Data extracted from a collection
══════════
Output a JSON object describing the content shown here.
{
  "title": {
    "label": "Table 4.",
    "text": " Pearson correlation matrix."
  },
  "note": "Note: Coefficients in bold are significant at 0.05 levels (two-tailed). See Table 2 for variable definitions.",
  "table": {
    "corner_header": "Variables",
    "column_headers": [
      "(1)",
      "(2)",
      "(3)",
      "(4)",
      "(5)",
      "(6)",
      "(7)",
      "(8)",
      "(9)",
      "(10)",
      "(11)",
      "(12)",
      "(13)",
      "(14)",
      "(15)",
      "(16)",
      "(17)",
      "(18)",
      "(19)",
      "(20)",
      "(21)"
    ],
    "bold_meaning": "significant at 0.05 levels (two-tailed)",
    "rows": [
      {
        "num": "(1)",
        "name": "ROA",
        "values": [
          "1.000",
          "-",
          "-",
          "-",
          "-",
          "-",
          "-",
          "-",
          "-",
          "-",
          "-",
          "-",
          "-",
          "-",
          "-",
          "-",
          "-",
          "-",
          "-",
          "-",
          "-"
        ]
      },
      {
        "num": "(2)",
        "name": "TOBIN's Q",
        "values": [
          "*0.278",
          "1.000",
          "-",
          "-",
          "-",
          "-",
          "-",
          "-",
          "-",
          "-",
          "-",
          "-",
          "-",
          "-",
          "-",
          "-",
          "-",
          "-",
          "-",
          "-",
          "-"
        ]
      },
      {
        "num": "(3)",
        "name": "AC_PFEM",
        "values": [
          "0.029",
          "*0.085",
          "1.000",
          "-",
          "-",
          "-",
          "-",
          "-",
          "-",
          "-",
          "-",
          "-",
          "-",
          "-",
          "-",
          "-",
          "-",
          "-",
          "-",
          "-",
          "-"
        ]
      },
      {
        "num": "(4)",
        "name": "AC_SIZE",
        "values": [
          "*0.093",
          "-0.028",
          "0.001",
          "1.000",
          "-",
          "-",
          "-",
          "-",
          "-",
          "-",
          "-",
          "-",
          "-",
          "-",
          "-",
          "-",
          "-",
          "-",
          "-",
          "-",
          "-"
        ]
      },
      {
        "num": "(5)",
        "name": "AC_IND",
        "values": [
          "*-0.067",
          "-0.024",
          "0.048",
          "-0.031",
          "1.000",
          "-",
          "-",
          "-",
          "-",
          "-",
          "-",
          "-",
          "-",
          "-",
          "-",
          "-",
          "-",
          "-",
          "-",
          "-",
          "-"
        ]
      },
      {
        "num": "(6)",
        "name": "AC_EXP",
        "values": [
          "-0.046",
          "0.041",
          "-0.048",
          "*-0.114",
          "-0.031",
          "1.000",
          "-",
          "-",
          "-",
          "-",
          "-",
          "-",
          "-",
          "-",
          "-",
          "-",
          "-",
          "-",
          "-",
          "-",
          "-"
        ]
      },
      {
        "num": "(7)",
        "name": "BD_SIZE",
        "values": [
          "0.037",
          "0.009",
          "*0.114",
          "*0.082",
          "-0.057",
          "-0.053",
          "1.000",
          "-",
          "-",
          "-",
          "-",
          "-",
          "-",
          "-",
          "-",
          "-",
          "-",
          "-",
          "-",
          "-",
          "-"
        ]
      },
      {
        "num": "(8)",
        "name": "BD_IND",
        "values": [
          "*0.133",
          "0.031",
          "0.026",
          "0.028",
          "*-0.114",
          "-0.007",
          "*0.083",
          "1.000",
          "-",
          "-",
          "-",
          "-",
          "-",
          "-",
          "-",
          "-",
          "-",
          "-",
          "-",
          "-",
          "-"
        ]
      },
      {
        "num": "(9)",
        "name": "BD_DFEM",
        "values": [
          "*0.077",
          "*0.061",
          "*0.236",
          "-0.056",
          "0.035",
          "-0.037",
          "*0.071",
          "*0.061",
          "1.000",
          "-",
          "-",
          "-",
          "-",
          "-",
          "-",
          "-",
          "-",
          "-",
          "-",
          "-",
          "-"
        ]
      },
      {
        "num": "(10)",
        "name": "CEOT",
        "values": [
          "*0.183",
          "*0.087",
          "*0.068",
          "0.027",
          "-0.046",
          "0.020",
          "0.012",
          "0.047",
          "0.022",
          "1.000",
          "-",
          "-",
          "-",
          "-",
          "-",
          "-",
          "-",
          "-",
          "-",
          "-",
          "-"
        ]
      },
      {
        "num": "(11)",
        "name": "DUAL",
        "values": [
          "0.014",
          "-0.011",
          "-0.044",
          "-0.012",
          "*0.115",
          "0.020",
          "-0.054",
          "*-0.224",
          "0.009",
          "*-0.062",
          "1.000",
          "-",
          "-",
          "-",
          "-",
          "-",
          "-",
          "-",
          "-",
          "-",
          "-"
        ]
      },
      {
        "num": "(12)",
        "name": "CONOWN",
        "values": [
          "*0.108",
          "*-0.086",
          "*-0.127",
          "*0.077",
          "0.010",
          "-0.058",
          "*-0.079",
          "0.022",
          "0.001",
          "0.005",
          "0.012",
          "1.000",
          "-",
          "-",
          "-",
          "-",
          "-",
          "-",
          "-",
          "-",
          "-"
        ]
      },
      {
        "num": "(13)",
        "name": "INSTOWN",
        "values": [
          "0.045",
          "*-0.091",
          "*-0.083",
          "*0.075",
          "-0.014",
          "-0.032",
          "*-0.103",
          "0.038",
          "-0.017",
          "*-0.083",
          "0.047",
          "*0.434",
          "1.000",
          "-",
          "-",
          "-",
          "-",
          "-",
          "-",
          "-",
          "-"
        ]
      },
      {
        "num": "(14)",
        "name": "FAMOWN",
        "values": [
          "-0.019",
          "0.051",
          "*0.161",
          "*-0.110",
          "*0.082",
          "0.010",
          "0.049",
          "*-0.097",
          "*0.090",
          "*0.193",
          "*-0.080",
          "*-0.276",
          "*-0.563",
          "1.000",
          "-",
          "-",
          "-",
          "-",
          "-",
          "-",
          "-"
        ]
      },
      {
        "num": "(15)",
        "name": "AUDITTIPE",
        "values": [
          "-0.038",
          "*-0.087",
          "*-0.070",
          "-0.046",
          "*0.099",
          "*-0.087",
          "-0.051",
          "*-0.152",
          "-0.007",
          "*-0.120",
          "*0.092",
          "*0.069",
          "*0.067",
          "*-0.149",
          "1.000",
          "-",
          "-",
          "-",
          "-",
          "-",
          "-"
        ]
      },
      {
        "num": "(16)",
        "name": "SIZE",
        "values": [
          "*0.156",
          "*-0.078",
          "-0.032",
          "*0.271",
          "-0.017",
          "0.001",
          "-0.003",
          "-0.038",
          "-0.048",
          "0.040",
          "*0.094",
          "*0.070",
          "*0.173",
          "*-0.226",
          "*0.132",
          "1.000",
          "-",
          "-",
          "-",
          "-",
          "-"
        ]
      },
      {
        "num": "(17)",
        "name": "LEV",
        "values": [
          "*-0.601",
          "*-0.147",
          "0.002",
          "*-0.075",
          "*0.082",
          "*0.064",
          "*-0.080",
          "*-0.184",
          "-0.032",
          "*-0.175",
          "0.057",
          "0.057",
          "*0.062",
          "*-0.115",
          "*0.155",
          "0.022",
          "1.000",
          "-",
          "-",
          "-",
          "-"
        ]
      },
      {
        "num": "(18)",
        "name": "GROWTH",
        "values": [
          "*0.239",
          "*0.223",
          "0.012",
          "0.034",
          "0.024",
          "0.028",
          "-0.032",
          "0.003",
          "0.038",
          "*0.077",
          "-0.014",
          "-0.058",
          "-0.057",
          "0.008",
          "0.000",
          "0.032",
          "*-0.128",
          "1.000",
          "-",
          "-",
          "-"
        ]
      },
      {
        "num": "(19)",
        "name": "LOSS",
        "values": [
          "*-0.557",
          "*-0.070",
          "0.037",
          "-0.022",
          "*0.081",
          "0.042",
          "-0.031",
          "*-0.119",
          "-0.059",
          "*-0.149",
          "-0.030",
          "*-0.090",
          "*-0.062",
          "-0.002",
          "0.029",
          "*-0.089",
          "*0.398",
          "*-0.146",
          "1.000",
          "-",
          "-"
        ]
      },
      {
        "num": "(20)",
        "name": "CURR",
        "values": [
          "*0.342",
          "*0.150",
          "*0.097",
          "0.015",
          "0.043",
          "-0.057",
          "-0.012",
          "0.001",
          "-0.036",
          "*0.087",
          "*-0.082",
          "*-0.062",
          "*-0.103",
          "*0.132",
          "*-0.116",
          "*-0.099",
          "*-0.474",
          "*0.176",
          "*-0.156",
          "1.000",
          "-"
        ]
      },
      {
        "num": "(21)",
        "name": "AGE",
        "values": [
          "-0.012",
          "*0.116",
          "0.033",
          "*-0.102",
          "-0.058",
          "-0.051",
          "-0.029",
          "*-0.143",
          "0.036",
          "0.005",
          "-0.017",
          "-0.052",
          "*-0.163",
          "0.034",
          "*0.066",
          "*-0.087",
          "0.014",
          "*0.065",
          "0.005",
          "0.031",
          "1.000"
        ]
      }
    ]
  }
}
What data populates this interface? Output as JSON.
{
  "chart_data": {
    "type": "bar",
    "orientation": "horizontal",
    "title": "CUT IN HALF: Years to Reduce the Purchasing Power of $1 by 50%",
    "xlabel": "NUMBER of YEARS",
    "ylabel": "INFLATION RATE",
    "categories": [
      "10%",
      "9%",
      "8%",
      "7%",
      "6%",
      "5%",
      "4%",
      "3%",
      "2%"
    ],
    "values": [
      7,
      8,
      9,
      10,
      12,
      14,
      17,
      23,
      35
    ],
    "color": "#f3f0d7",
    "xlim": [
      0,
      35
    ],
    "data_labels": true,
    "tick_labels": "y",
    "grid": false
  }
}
══════════
Short exercise - Repeat word for word the lines running from the line containing "What data populates" to the end of the entries above, inclusive.

Output for this exercise -
What data populates this interface? Output as JSON.
{
  "chart_data": {
    "type": "bar",
    "orientation": "horizontal",
    "title": "CUT IN HALF: Years to Reduce the Purchasing Power of $1 by 50%",
    "xlabel": "NUMBER of YEARS",
    "ylabel": "INFLATION RATE",
    "categories": [
      "10%",
      "9%",
      "8%",
      "7%",
      "6%",
      "5%",
      "4%",
      "3%",
      "2%"
    ],
    "values": [
      7,
      8,
      9,
      10,
      12,
      14,
      17,
      23,
      35
    ],
    "color": "#f3f0d7",
    "xlim": [
      0,
      35
    ],
    "data_labels": true,
    "tick_labels": "y",
    "grid": false
  }
}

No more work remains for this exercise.